- Input data
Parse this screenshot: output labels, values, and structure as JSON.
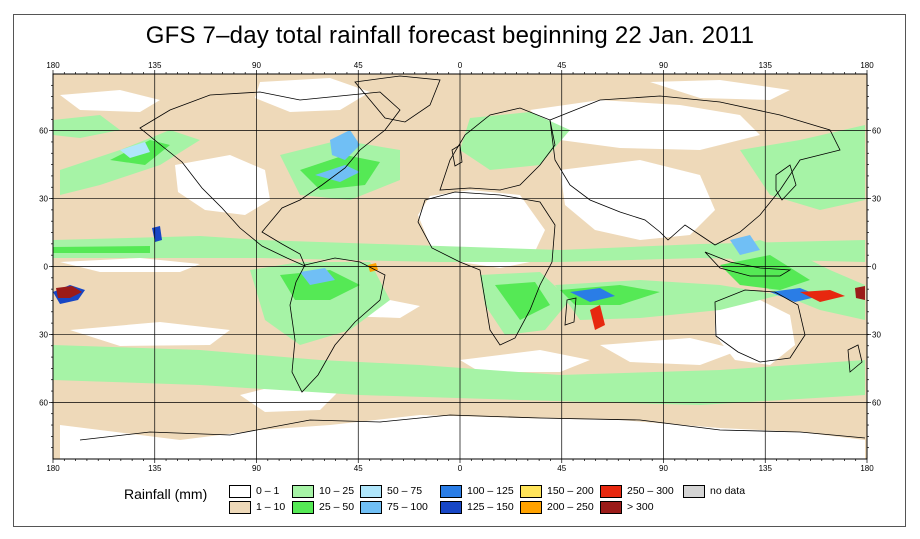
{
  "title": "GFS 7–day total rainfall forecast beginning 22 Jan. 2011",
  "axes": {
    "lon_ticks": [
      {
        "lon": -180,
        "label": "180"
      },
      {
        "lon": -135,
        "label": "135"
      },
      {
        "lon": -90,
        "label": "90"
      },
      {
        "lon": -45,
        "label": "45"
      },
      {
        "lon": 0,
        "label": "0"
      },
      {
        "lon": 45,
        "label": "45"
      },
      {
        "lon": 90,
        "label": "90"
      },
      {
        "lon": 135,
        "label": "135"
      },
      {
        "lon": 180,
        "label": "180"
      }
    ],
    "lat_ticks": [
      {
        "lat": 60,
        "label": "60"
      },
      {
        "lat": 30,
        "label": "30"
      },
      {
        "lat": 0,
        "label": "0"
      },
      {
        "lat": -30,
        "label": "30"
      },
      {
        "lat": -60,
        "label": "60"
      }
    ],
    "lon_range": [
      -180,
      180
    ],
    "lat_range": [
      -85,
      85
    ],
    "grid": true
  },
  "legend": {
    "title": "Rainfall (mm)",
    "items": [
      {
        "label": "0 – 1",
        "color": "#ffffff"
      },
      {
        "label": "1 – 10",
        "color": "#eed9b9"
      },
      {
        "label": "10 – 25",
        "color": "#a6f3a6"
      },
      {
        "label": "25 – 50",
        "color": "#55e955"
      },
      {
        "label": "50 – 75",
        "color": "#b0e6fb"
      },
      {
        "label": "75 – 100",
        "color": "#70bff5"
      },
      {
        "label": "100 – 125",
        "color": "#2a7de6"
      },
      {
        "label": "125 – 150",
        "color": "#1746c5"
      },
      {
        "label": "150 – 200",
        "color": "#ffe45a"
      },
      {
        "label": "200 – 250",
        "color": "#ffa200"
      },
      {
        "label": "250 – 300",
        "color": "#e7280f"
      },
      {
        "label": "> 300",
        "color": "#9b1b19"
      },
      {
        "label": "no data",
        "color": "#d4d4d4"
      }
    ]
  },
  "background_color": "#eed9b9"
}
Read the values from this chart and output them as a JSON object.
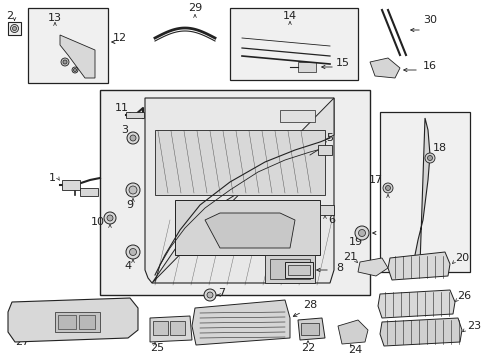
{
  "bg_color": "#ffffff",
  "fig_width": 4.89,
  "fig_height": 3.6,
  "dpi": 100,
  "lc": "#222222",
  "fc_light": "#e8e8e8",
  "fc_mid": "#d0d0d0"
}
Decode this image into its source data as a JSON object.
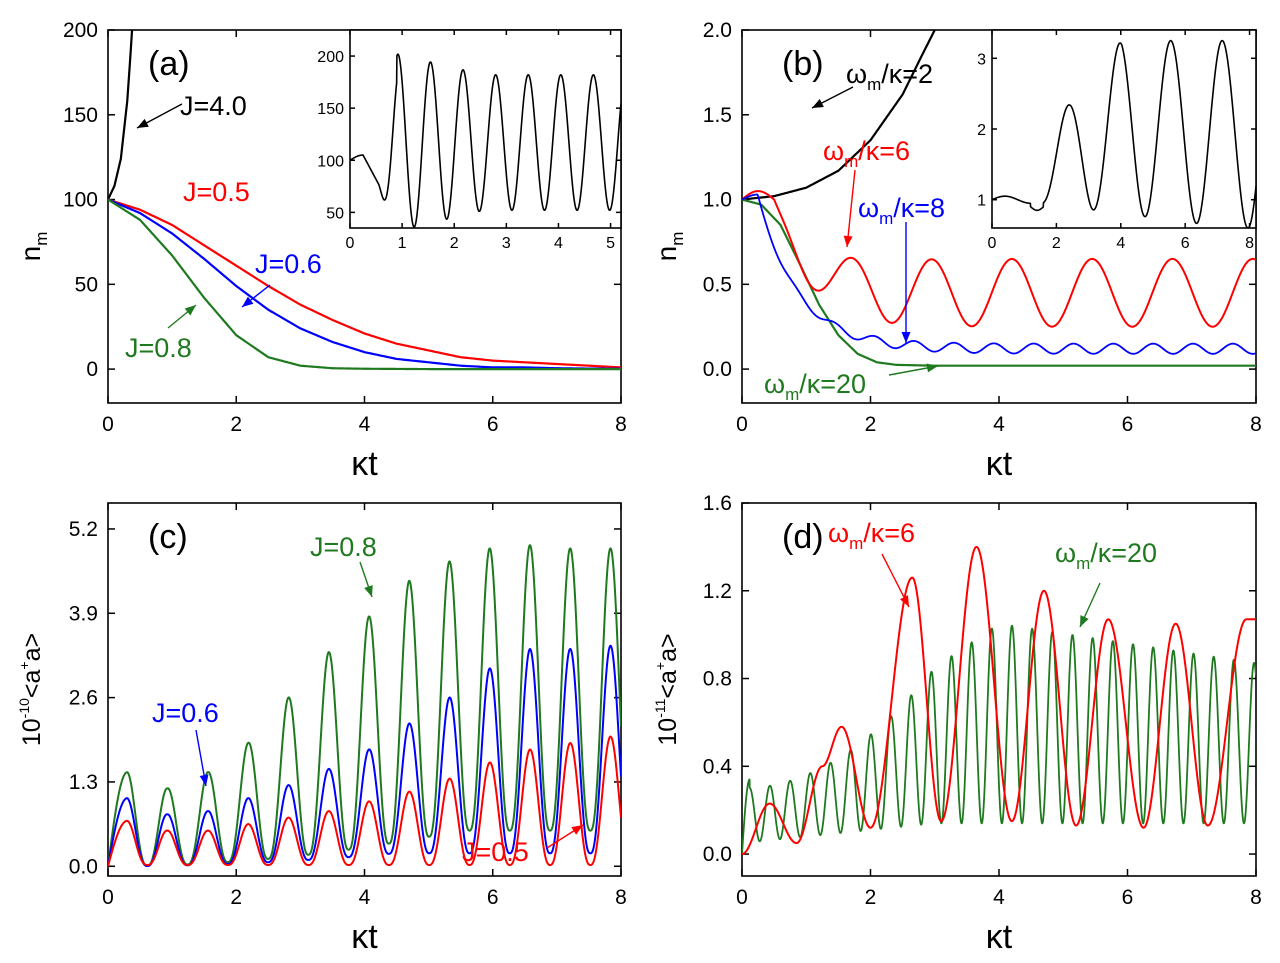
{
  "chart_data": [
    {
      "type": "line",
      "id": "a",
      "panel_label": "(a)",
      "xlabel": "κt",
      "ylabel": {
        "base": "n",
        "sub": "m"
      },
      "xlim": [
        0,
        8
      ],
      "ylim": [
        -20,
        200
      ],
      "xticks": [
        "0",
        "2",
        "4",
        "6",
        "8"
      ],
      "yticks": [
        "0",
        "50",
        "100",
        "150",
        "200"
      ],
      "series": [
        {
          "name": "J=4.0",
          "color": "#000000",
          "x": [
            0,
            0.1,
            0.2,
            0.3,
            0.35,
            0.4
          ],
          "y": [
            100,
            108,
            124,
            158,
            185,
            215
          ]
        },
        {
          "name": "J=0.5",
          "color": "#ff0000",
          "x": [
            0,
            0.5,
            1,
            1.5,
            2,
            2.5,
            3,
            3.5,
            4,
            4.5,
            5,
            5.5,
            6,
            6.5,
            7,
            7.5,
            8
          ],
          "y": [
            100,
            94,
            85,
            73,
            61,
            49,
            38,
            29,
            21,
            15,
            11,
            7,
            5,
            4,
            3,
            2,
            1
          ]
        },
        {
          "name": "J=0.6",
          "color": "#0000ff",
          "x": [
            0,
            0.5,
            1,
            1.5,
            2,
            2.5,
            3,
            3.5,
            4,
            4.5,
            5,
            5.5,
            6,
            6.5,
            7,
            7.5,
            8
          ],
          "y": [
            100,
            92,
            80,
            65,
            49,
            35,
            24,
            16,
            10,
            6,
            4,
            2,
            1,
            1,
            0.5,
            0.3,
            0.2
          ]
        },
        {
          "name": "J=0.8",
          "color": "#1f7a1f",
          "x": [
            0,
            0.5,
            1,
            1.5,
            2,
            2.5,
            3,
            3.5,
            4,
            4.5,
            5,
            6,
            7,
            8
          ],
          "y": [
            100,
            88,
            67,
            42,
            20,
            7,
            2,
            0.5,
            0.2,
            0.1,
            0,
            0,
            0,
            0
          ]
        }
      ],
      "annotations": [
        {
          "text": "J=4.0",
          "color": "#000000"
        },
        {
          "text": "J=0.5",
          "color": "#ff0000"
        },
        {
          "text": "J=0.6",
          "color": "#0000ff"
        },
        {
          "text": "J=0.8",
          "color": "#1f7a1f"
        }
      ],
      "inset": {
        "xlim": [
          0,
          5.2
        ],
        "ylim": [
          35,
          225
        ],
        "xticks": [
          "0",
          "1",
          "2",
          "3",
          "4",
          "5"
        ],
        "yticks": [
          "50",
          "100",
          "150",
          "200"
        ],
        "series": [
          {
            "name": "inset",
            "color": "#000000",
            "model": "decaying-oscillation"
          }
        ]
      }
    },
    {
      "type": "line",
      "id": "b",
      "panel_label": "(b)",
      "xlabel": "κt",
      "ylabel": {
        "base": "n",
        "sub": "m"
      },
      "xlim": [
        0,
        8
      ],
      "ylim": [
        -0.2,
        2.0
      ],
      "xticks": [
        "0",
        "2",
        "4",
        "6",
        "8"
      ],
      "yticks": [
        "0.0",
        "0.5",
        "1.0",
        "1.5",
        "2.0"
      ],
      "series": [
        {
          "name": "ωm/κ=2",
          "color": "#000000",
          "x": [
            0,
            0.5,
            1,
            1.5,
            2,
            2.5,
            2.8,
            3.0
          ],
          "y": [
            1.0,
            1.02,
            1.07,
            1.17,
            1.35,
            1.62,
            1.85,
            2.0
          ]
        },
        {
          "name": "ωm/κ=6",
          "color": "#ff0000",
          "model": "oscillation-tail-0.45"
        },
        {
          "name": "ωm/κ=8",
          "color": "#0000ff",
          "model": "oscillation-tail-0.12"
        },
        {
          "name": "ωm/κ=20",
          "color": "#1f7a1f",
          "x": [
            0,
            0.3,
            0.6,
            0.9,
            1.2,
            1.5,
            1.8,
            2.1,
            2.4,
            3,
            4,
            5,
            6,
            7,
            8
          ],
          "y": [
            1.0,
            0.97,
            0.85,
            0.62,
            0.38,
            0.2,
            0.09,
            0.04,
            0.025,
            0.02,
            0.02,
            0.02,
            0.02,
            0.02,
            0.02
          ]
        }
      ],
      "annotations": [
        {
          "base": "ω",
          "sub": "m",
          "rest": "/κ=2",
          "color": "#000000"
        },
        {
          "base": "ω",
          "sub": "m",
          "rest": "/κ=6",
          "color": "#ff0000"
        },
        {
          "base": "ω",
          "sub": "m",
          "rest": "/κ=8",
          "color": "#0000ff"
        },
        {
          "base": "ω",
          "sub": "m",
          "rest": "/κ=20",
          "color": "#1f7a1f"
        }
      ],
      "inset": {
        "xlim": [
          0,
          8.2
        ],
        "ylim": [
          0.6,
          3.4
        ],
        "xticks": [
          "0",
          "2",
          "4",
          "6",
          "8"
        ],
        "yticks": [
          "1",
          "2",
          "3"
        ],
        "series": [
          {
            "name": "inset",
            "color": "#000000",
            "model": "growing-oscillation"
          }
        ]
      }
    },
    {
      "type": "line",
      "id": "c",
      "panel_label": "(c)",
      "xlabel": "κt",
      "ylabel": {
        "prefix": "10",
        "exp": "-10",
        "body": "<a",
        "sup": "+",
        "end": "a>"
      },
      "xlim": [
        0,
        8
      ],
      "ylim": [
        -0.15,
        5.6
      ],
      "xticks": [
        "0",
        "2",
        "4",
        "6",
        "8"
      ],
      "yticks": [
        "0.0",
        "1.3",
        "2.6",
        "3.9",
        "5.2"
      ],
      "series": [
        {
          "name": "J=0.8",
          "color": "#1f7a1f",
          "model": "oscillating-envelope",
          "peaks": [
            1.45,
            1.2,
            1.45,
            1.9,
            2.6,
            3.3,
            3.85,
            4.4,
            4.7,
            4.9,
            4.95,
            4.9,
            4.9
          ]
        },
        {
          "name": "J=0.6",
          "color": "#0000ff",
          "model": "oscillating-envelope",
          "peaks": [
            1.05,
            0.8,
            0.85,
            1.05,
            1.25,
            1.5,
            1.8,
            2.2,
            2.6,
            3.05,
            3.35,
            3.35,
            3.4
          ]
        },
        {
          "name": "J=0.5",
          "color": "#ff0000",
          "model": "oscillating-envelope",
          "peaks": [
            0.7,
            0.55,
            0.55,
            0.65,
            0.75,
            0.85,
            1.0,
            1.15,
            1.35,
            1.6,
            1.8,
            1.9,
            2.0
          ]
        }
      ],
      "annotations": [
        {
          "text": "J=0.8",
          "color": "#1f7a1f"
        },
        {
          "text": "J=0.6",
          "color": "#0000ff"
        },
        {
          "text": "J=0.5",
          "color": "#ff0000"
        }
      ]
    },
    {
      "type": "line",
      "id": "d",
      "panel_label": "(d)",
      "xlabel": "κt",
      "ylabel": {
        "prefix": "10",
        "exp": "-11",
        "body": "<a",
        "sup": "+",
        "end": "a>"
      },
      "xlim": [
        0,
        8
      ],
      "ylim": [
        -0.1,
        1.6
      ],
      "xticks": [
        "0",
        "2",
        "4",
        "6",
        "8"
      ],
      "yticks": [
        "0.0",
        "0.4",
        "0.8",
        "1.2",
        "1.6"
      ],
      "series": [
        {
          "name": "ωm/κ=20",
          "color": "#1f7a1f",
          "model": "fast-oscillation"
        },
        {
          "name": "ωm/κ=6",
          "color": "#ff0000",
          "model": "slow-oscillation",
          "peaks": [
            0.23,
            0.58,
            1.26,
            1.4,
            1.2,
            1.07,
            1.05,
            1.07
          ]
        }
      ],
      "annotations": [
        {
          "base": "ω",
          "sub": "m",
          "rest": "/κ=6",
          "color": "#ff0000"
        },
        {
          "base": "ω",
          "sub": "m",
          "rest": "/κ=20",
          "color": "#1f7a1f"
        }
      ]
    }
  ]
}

---

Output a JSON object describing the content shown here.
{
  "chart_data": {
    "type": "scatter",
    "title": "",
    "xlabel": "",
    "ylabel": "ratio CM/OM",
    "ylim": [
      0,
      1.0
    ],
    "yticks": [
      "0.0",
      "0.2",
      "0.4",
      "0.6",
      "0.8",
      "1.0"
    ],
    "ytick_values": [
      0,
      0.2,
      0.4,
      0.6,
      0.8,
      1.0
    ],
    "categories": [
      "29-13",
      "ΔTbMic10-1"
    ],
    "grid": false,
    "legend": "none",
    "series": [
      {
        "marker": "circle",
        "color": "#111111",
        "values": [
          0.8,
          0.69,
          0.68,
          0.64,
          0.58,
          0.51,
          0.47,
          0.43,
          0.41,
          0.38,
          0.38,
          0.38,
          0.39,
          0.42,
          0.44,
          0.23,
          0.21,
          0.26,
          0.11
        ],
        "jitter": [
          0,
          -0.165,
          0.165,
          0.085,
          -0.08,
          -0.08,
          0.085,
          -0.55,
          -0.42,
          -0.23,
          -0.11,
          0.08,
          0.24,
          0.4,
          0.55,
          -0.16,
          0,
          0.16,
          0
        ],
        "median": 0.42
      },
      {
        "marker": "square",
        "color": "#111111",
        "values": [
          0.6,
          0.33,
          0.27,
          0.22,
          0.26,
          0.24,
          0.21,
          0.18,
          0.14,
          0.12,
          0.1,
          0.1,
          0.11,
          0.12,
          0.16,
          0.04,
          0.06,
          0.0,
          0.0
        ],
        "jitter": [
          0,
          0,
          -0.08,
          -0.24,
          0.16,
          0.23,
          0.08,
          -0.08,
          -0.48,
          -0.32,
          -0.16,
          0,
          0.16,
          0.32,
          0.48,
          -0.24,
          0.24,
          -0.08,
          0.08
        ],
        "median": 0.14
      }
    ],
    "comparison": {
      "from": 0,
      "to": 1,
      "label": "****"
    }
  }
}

- Problem requirements
From the listing above, report the number of lines containing the string "title", without any accompanying remarks.

- Complete answer
3